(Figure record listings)
###

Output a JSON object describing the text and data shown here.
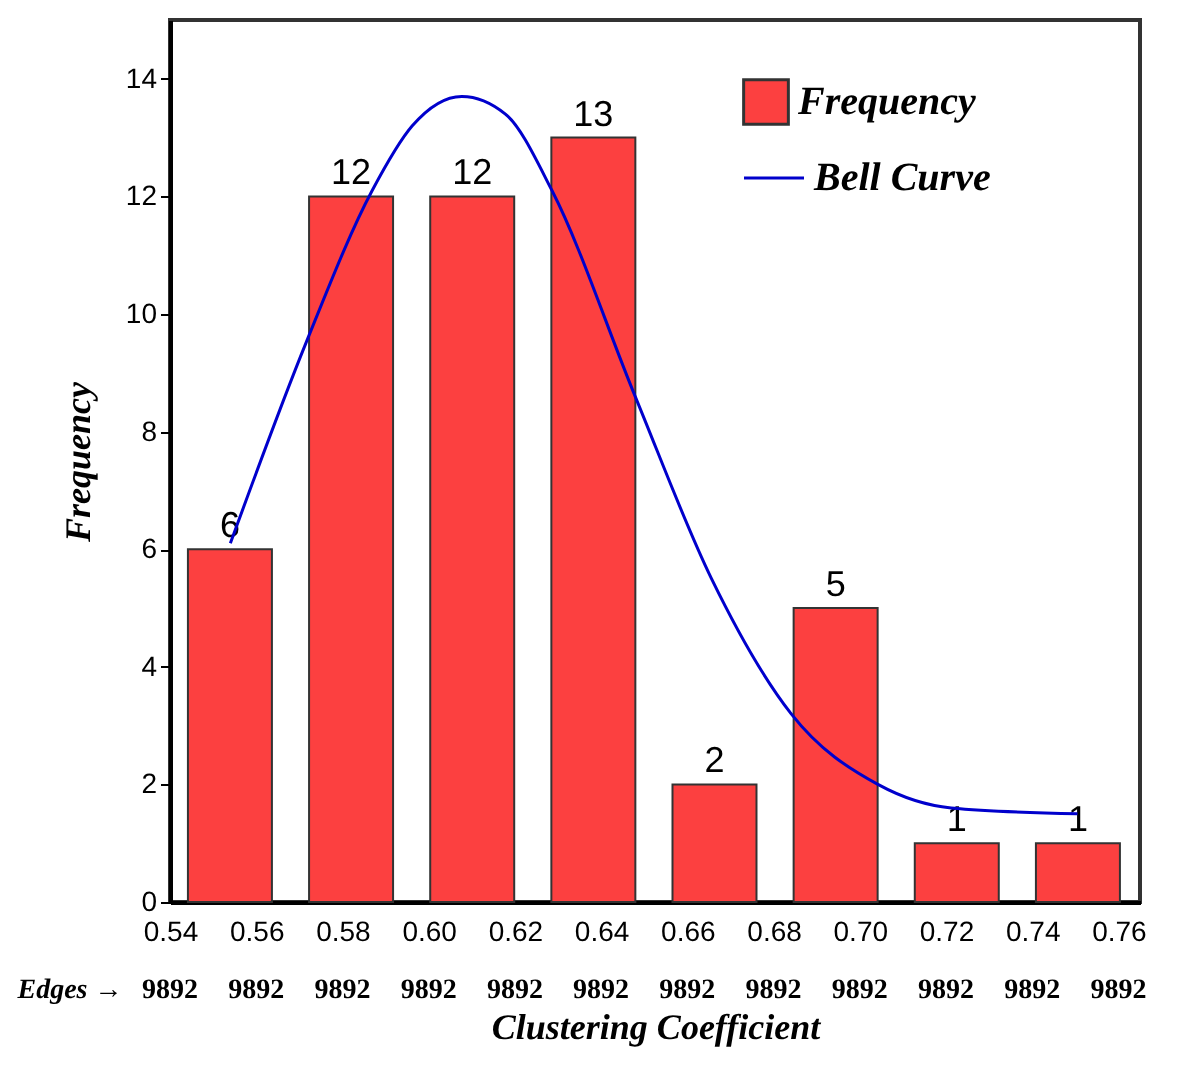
{
  "chart_data": {
    "type": "bar",
    "xlabel": "Clustering Coefficient",
    "ylabel": "Frequency",
    "annotations": [
      "Edges →",
      "9892",
      "9892",
      "9892",
      "9892",
      "9892",
      "9892",
      "9892",
      "9892",
      "9892",
      "9892",
      "9892",
      "9892"
    ],
    "series": [
      {
        "name": "Frequency",
        "color": "#fc4040",
        "x": [
          0.5539,
          0.582,
          0.6101,
          0.6382,
          0.6663,
          0.6944,
          0.7225,
          0.7506
        ],
        "values": [
          6,
          12,
          12,
          13,
          2,
          5,
          1,
          1
        ],
        "value_labels": [
          "6",
          "12",
          "12",
          "13",
          "2",
          "5",
          "1",
          "1"
        ]
      },
      {
        "name": "Bell Curve",
        "type": "line",
        "color": "#0000cc",
        "x": [
          0.554,
          0.5715,
          0.5869,
          0.5962,
          0.6077,
          0.6178,
          0.6286,
          0.6479,
          0.6656,
          0.6841,
          0.7042,
          0.7212,
          0.7505
        ],
        "values": [
          6.1,
          9.5,
          12.1,
          13.2,
          13.7,
          13.4,
          12.1,
          8.6,
          5.5,
          3.2,
          2.0,
          1.6,
          1.5
        ]
      }
    ],
    "xlim": [
      0.54,
      0.765
    ],
    "xticks": [
      {
        "value": 0.54,
        "label": "0.54"
      },
      {
        "value": 0.56,
        "label": "0.56"
      },
      {
        "value": 0.58,
        "label": "0.58"
      },
      {
        "value": 0.6,
        "label": "0.60"
      },
      {
        "value": 0.62,
        "label": "0.62"
      },
      {
        "value": 0.64,
        "label": "0.64"
      },
      {
        "value": 0.66,
        "label": "0.66"
      },
      {
        "value": 0.68,
        "label": "0.68"
      },
      {
        "value": 0.7,
        "label": "0.70"
      },
      {
        "value": 0.72,
        "label": "0.72"
      },
      {
        "value": 0.74,
        "label": "0.74"
      },
      {
        "value": 0.76,
        "label": "0.76"
      }
    ],
    "ylim": [
      0,
      15
    ],
    "yticks": [
      0,
      2,
      4,
      6,
      8,
      10,
      12,
      14
    ],
    "grid": false,
    "legend": "top right"
  }
}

###

- **Task to complete**
From the material above, copy everything exactly but the pictures.

- **Answer for this exercise**
Output a JSON object describing the text and data shown here.
{
  "chart_data": {
    "type": "bar",
    "xlabel": "Clustering Coefficient",
    "ylabel": "Frequency",
    "annotations": [
      "Edges →",
      "9892",
      "9892",
      "9892",
      "9892",
      "9892",
      "9892",
      "9892",
      "9892",
      "9892",
      "9892",
      "9892",
      "9892"
    ],
    "series": [
      {
        "name": "Frequency",
        "color": "#fc4040",
        "x": [
          0.5539,
          0.582,
          0.6101,
          0.6382,
          0.6663,
          0.6944,
          0.7225,
          0.7506
        ],
        "values": [
          6,
          12,
          12,
          13,
          2,
          5,
          1,
          1
        ],
        "value_labels": [
          "6",
          "12",
          "12",
          "13",
          "2",
          "5",
          "1",
          "1"
        ]
      },
      {
        "name": "Bell Curve",
        "type": "line",
        "color": "#0000cc",
        "x": [
          0.554,
          0.5715,
          0.5869,
          0.5962,
          0.6077,
          0.6178,
          0.6286,
          0.6479,
          0.6656,
          0.6841,
          0.7042,
          0.7212,
          0.7505
        ],
        "values": [
          6.1,
          9.5,
          12.1,
          13.2,
          13.7,
          13.4,
          12.1,
          8.6,
          5.5,
          3.2,
          2.0,
          1.6,
          1.5
        ]
      }
    ],
    "xlim": [
      0.54,
      0.765
    ],
    "xticks": [
      {
        "value": 0.54,
        "label": "0.54"
      },
      {
        "value": 0.56,
        "label": "0.56"
      },
      {
        "value": 0.58,
        "label": "0.58"
      },
      {
        "value": 0.6,
        "label": "0.60"
      },
      {
        "value": 0.62,
        "label": "0.62"
      },
      {
        "value": 0.64,
        "label": "0.64"
      },
      {
        "value": 0.66,
        "label": "0.66"
      },
      {
        "value": 0.68,
        "label": "0.68"
      },
      {
        "value": 0.7,
        "label": "0.70"
      },
      {
        "value": 0.72,
        "label": "0.72"
      },
      {
        "value": 0.74,
        "label": "0.74"
      },
      {
        "value": 0.76,
        "label": "0.76"
      }
    ],
    "ylim": [
      0,
      15
    ],
    "yticks": [
      0,
      2,
      4,
      6,
      8,
      10,
      12,
      14
    ],
    "grid": false,
    "legend": "top right"
  }
}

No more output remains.